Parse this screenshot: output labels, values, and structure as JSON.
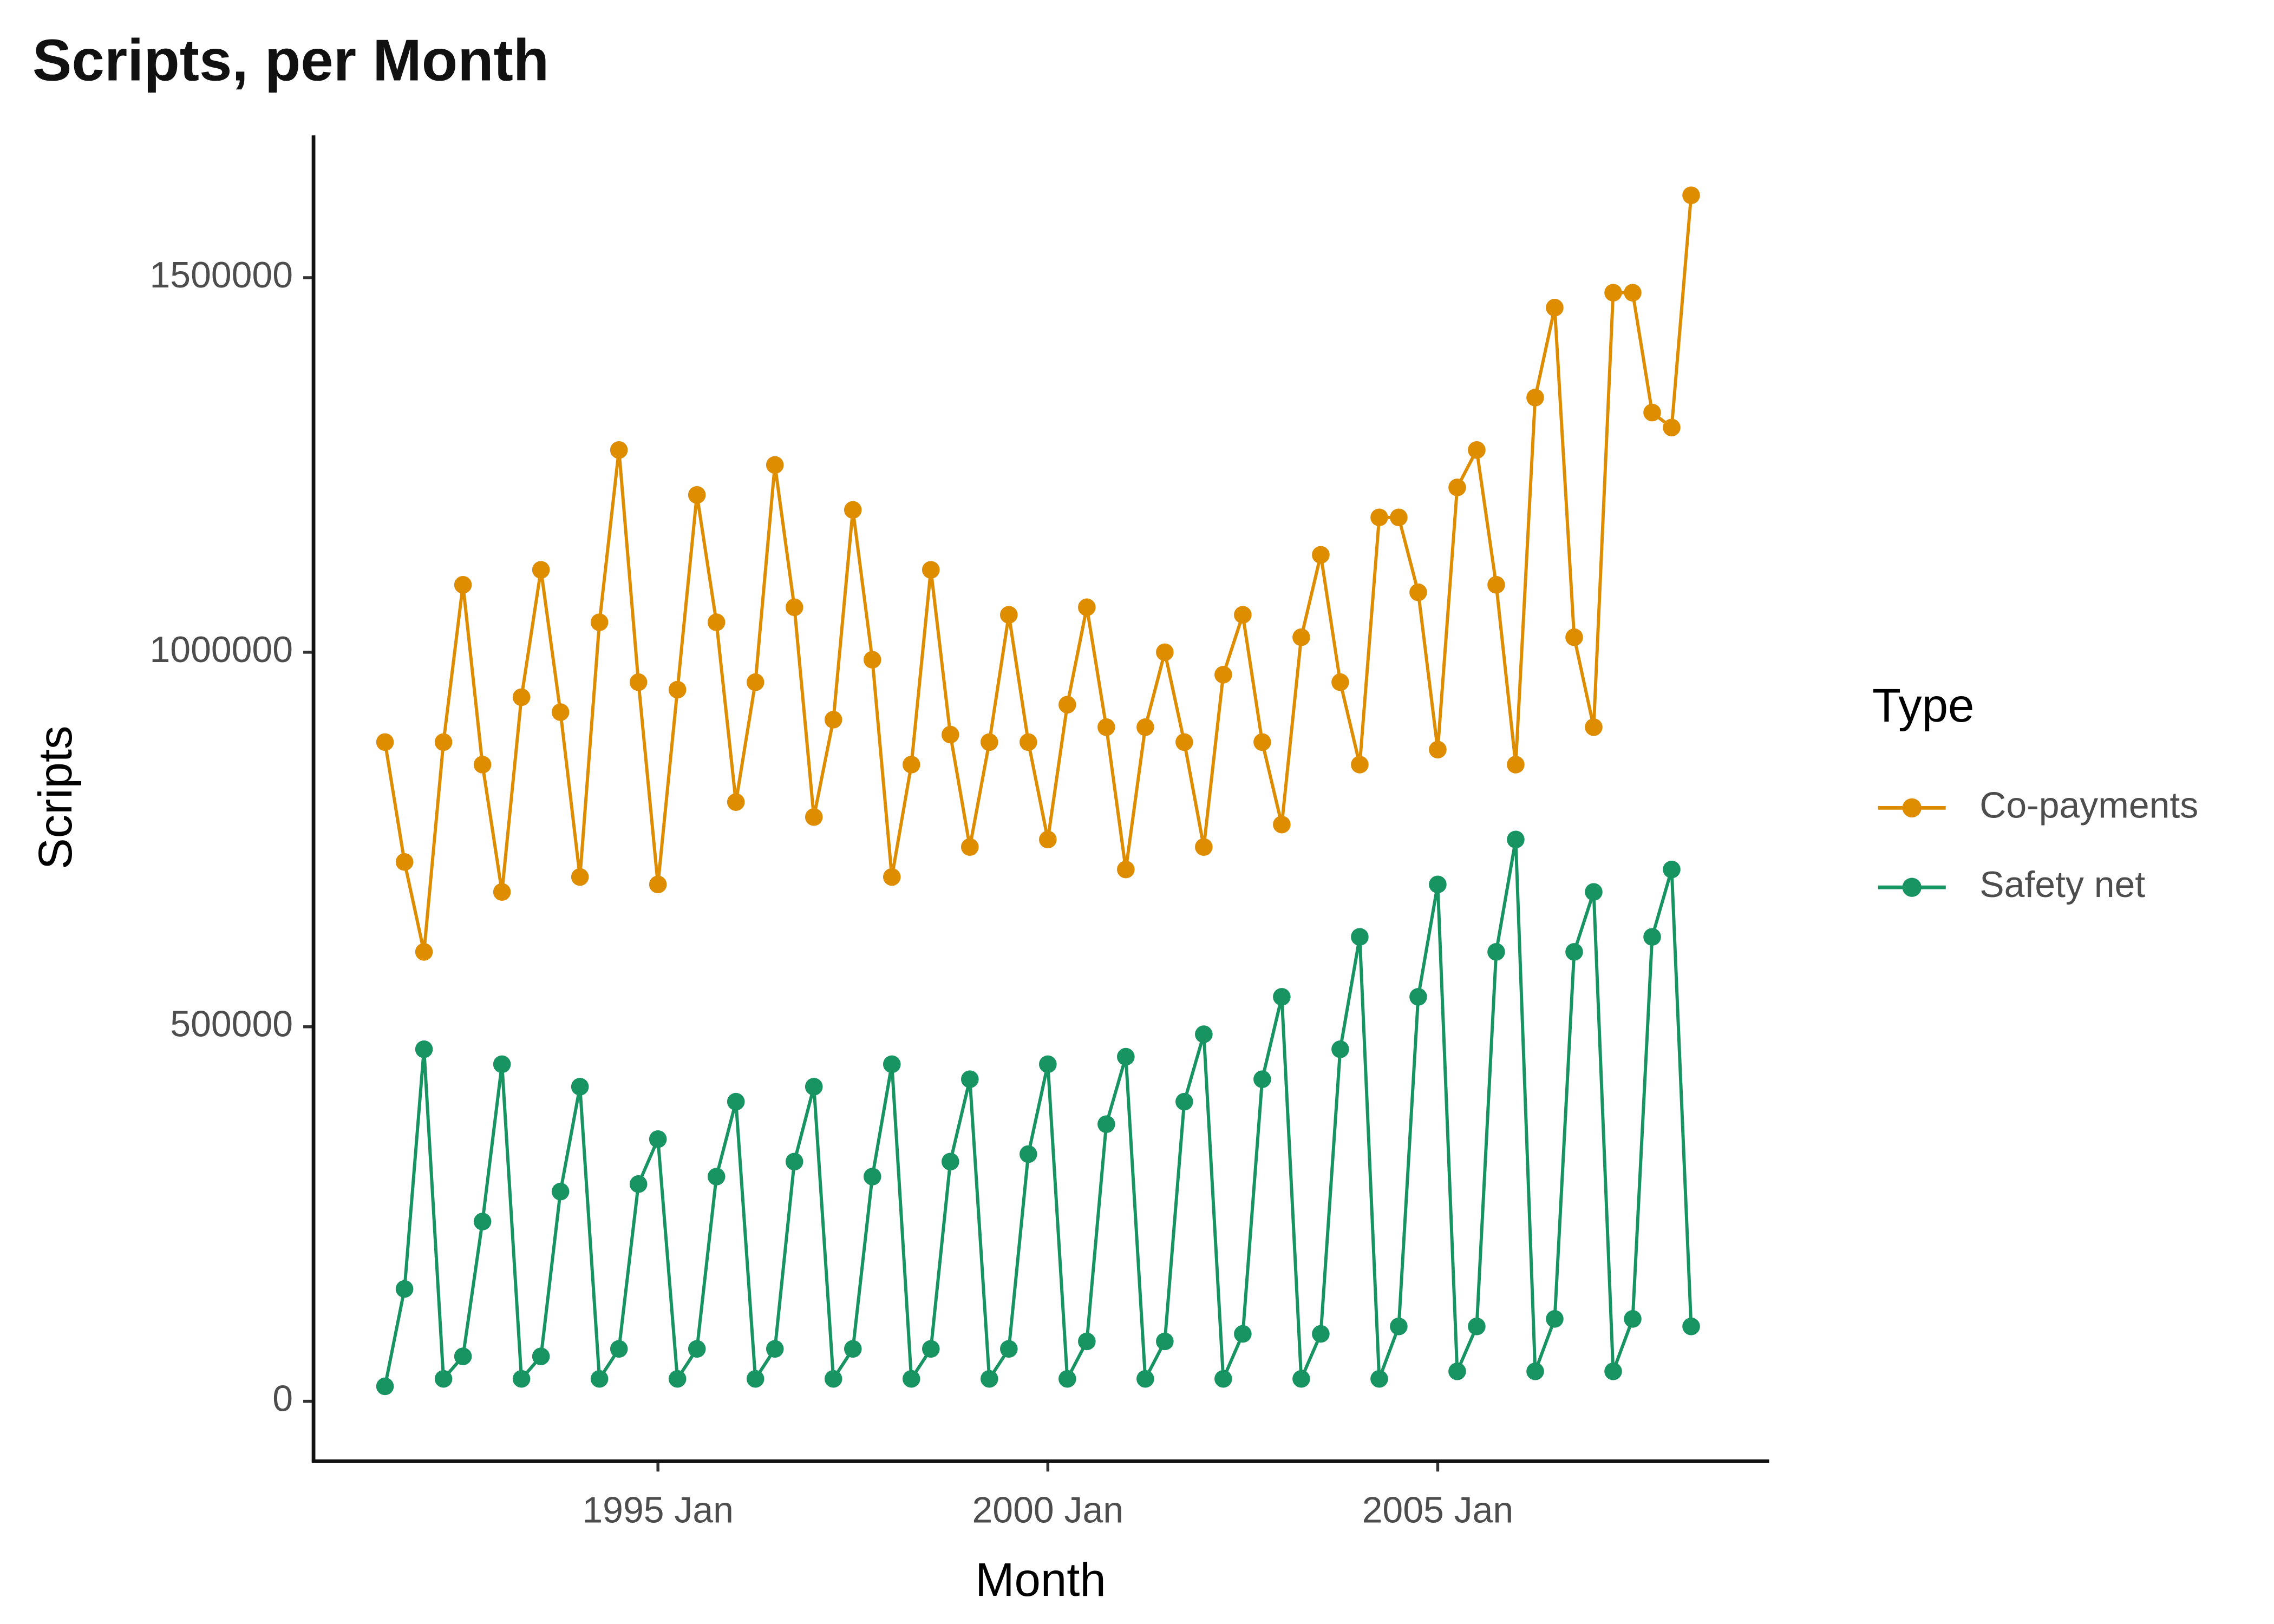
{
  "chart_data": {
    "type": "line",
    "title": "Scripts, per Month",
    "x_label": "Month",
    "y_label": "Scripts",
    "legend_title": "Type",
    "legend_position": "right",
    "x": [
      "1991 Jul",
      "1991 Oct",
      "1992 Jan",
      "1992 Apr",
      "1992 Jul",
      "1992 Oct",
      "1993 Jan",
      "1993 Apr",
      "1993 Jul",
      "1993 Oct",
      "1994 Jan",
      "1994 Apr",
      "1994 Jul",
      "1994 Oct",
      "1995 Jan",
      "1995 Apr",
      "1995 Jul",
      "1995 Oct",
      "1996 Jan",
      "1996 Apr",
      "1996 Jul",
      "1996 Oct",
      "1997 Jan",
      "1997 Apr",
      "1997 Jul",
      "1997 Oct",
      "1998 Jan",
      "1998 Apr",
      "1998 Jul",
      "1998 Oct",
      "1999 Jan",
      "1999 Apr",
      "1999 Jul",
      "1999 Oct",
      "2000 Jan",
      "2000 Apr",
      "2000 Jul",
      "2000 Oct",
      "2001 Jan",
      "2001 Apr",
      "2001 Jul",
      "2001 Oct",
      "2002 Jan",
      "2002 Apr",
      "2002 Jul",
      "2002 Oct",
      "2003 Jan",
      "2003 Apr",
      "2003 Jul",
      "2003 Oct",
      "2004 Jan",
      "2004 Apr",
      "2004 Jul",
      "2004 Oct",
      "2005 Jan",
      "2005 Apr",
      "2005 Jul",
      "2005 Oct",
      "2006 Jan",
      "2006 Apr",
      "2006 Jul",
      "2006 Oct",
      "2007 Jan",
      "2007 Apr",
      "2007 Jul",
      "2007 Oct",
      "2008 Jan",
      "2008 Apr"
    ],
    "series": [
      {
        "name": "Co-payments",
        "color": "#de8c00",
        "values": [
          880000,
          720000,
          600000,
          880000,
          1090000,
          850000,
          680000,
          940000,
          1110000,
          920000,
          700000,
          1040000,
          1270000,
          960000,
          690000,
          950000,
          1210000,
          1040000,
          800000,
          960000,
          1250000,
          1060000,
          780000,
          910000,
          1190000,
          990000,
          700000,
          850000,
          1110000,
          890000,
          740000,
          880000,
          1050000,
          880000,
          750000,
          930000,
          1060000,
          900000,
          710000,
          900000,
          1000000,
          880000,
          740000,
          970000,
          1050000,
          880000,
          770000,
          1020000,
          1130000,
          960000,
          850000,
          1180000,
          1180000,
          1080000,
          870000,
          1220000,
          1270000,
          1090000,
          850000,
          1340000,
          1460000,
          1020000,
          900000,
          1480000,
          1480000,
          1320000,
          1300000,
          1610000
        ]
      },
      {
        "name": "Safety net",
        "color": "#189463",
        "values": [
          20000,
          150000,
          470000,
          30000,
          60000,
          240000,
          450000,
          30000,
          60000,
          280000,
          420000,
          30000,
          70000,
          290000,
          350000,
          30000,
          70000,
          300000,
          400000,
          30000,
          70000,
          320000,
          420000,
          30000,
          70000,
          300000,
          450000,
          30000,
          70000,
          320000,
          430000,
          30000,
          70000,
          330000,
          450000,
          30000,
          80000,
          370000,
          460000,
          30000,
          80000,
          400000,
          490000,
          30000,
          90000,
          430000,
          540000,
          30000,
          90000,
          470000,
          620000,
          30000,
          100000,
          540000,
          690000,
          40000,
          100000,
          600000,
          750000,
          40000,
          110000,
          600000,
          680000,
          40000,
          110000,
          620000,
          710000,
          100000
        ]
      }
    ],
    "xlim": [
      "1990 Aug",
      "2009 Apr"
    ],
    "xticks": [
      "1995 Jan",
      "2000 Jan",
      "2005 Jan"
    ],
    "ylim": [
      -80000,
      1690000
    ],
    "yticks": [
      0,
      500000,
      1000000,
      1500000
    ],
    "grid": false
  }
}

▶ **Problem to work on**: Pull out all lines containing "Month".

▶ **Answer to this task**:
    "title": "Scripts, per Month",
    "x_label": "Month",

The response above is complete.